> [EXERCISE OBJECTIVE]:
Go through the records and show each line where the word "Learning" occurs.

> [Collection entries]:
....................
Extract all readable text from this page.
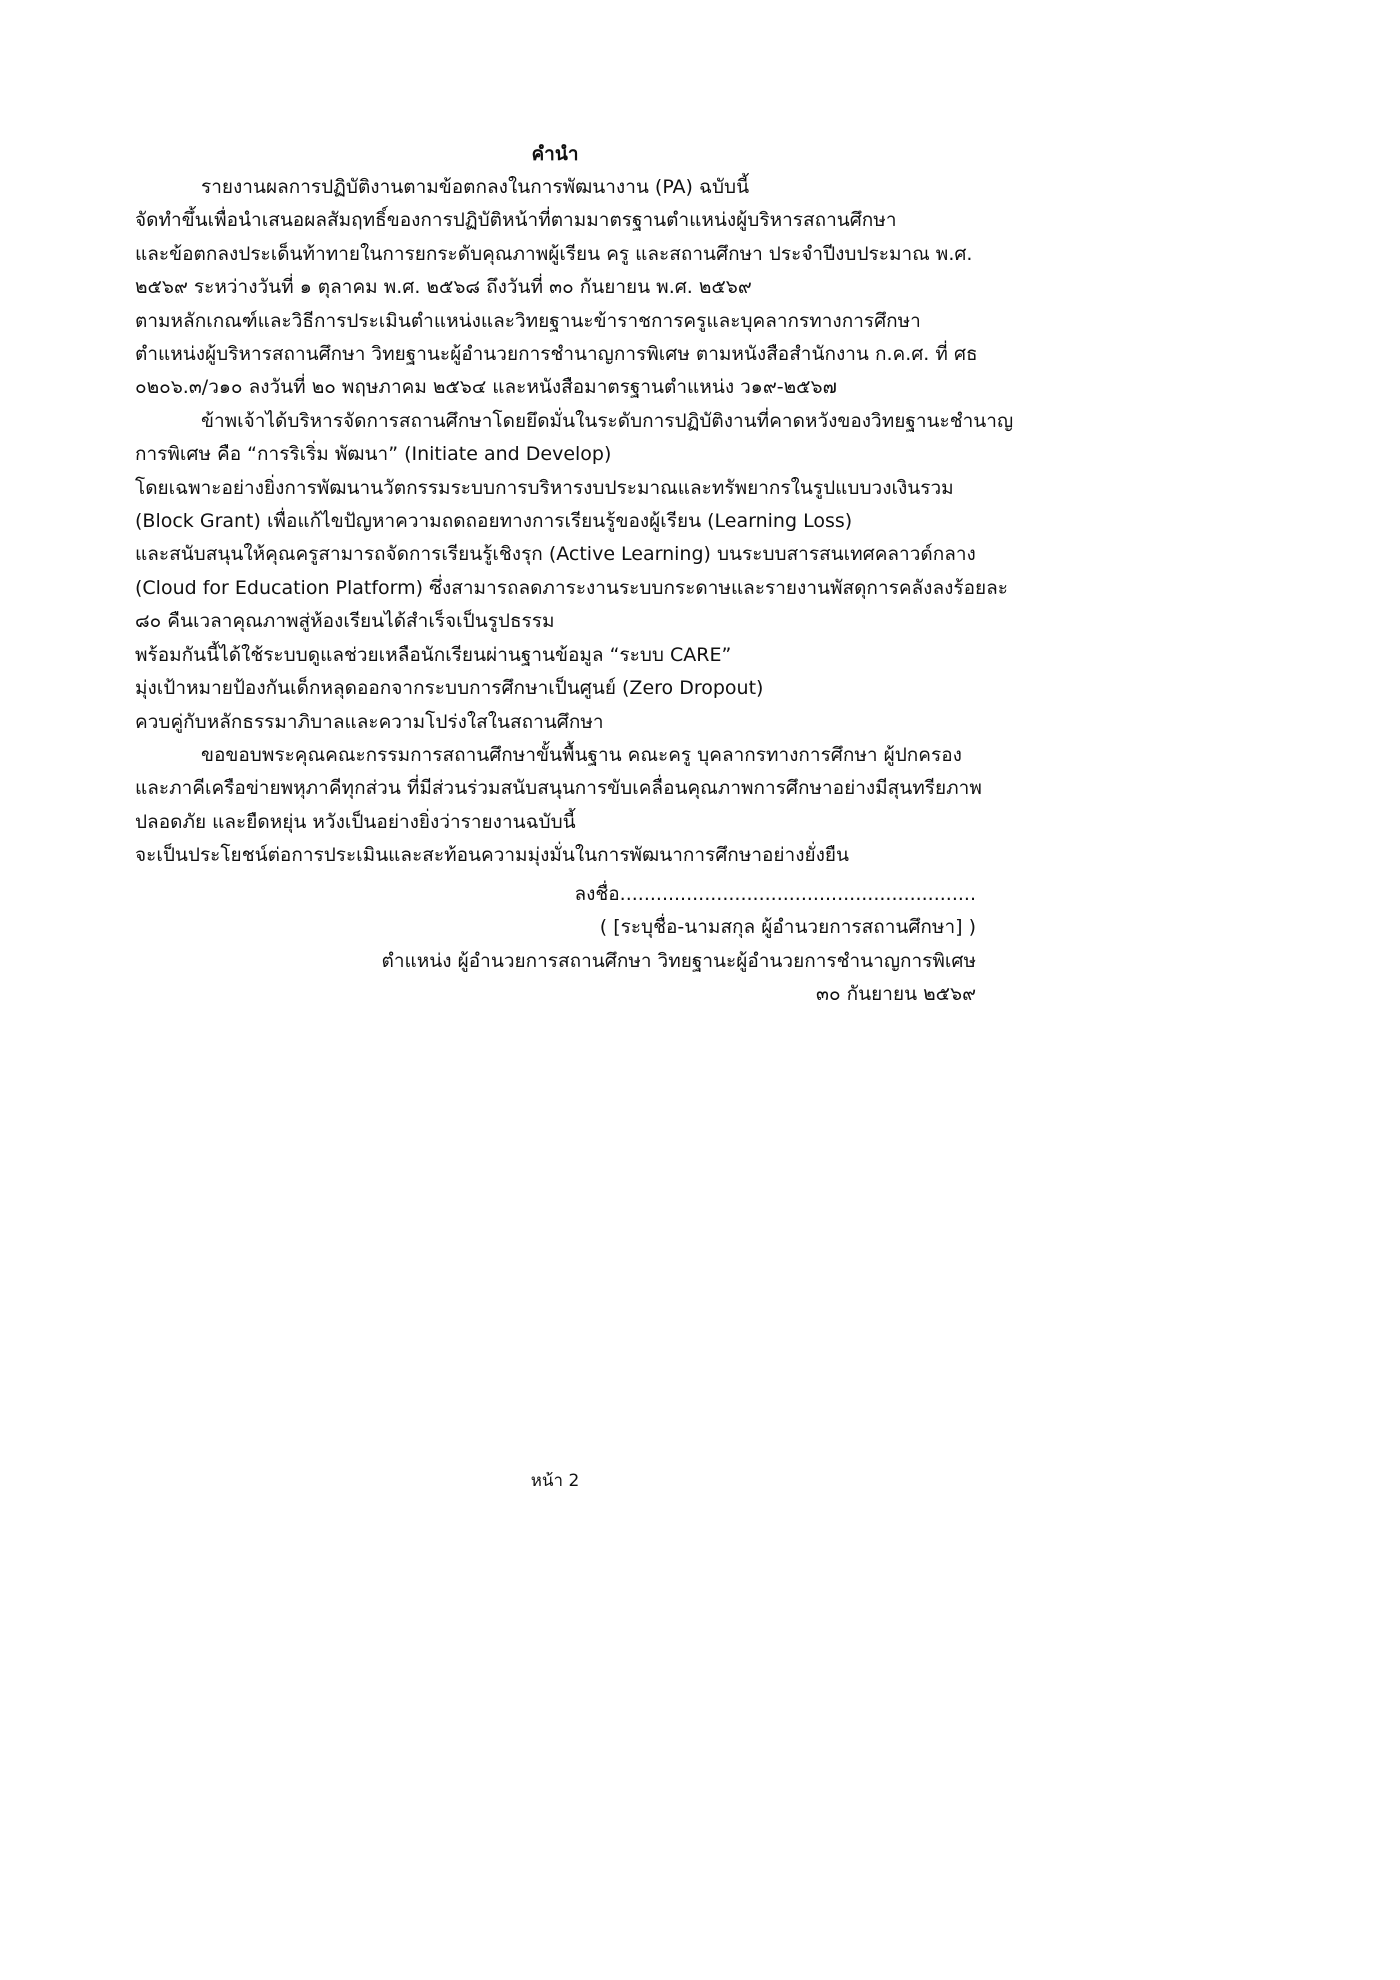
คำนำ
รายงานผลการปฏิบัติงานตามข้อตกลงในการพัฒนางาน (PA) ฉบับนี้
จัดทำขึ้นเพื่อนำเสนอผลสัมฤทธิ์ของการปฏิบัติหน้าที่ตามมาตรฐานตำแหน่งผู้บริหารสถานศึกษา
และข้อตกลงประเด็นท้าทายในการยกระดับคุณภาพผู้เรียน ครู และสถานศึกษา ประจำปีงบประมาณ พ.ศ.
๒๕๖๙ ระหว่างวันที่ ๑ ตุลาคม พ.ศ. ๒๕๖๘ ถึงวันที่ ๓๐ กันยายน พ.ศ. ๒๕๖๙
ตามหลักเกณฑ์และวิธีการประเมินตำแหน่งและวิทยฐานะข้าราชการครูและบุคลากรทางการศึกษา
ตำแหน่งผู้บริหารสถานศึกษา วิทยฐานะผู้อำนวยการชำนาญการพิเศษ ตามหนังสือสำนักงาน ก.ค.ศ. ที่ ศธ
๐๒๐๖.๓/ว๑๐ ลงวันที่ ๒๐ พฤษภาคม ๒๕๖๔ และหนังสือมาตรฐานตำแหน่ง ว๑๙-๒๕๖๗
ข้าพเจ้าได้บริหารจัดการสถานศึกษาโดยยึดมั่นในระดับการปฏิบัติงานที่คาดหวังของวิทยฐานะชำนาญ
การพิเศษ คือ “การริเริ่ม พัฒนา” (Initiate and Develop)
โดยเฉพาะอย่างยิ่งการพัฒนานวัตกรรมระบบการบริหารงบประมาณและทรัพยากรในรูปแบบวงเงินรวม
(Block Grant) เพื่อแก้ไขปัญหาความถดถอยทางการเรียนรู้ของผู้เรียน (Learning Loss)
และสนับสนุนให้คุณครูสามารถจัดการเรียนรู้เชิงรุก (Active Learning) บนระบบสารสนเทศคลาวด์กลาง
(Cloud for Education Platform) ซึ่งสามารถลดภาระงานระบบกระดาษและรายงานพัสดุการคลังลงร้อยละ
๘๐ คืนเวลาคุณภาพสู่ห้องเรียนได้สำเร็จเป็นรูปธรรม
พร้อมกันนี้ได้ใช้ระบบดูแลช่วยเหลือนักเรียนผ่านฐานข้อมูล “ระบบ CARE”
มุ่งเป้าหมายป้องกันเด็กหลุดออกจากระบบการศึกษาเป็นศูนย์ (Zero Dropout)
ควบคู่กับหลักธรรมาภิบาลและความโปร่งใสในสถานศึกษา
ขอขอบพระคุณคณะกรรมการสถานศึกษาขั้นพื้นฐาน คณะครู บุคลากรทางการศึกษา ผู้ปกครอง
และภาคีเครือข่ายพหุภาคีทุกส่วน ที่มีส่วนร่วมสนับสนุนการขับเคลื่อนคุณภาพการศึกษาอย่างมีสุนทรียภาพ
ปลอดภัย และยืดหยุ่น หวังเป็นอย่างยิ่งว่ารายงานฉบับนี้
จะเป็นประโยชน์ต่อการประเมินและสะท้อนความมุ่งมั่นในการพัฒนาการศึกษาอย่างยั่งยืน
ลงชื่อ...........................................................
( [ระบุชื่อ-นามสกุล ผู้อำนวยการสถานศึกษา] )
ตำแหน่ง ผู้อำนวยการสถานศึกษา วิทยฐานะผู้อำนวยการชำนาญการพิเศษ
๓๐ กันยายน ๒๕๖๙
หน้า 2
....................
> [TASK SOLUTION]:
(Block Grant) เพื่อแก้ไขปัญหาความถดถอยทางการเรียนรู้ของผู้เรียน (Learning Loss)
และสนับสนุนให้คุณครูสามารถจัดการเรียนรู้เชิงรุก (Active Learning) บนระบบสารสนเทศคลาวด์กลาง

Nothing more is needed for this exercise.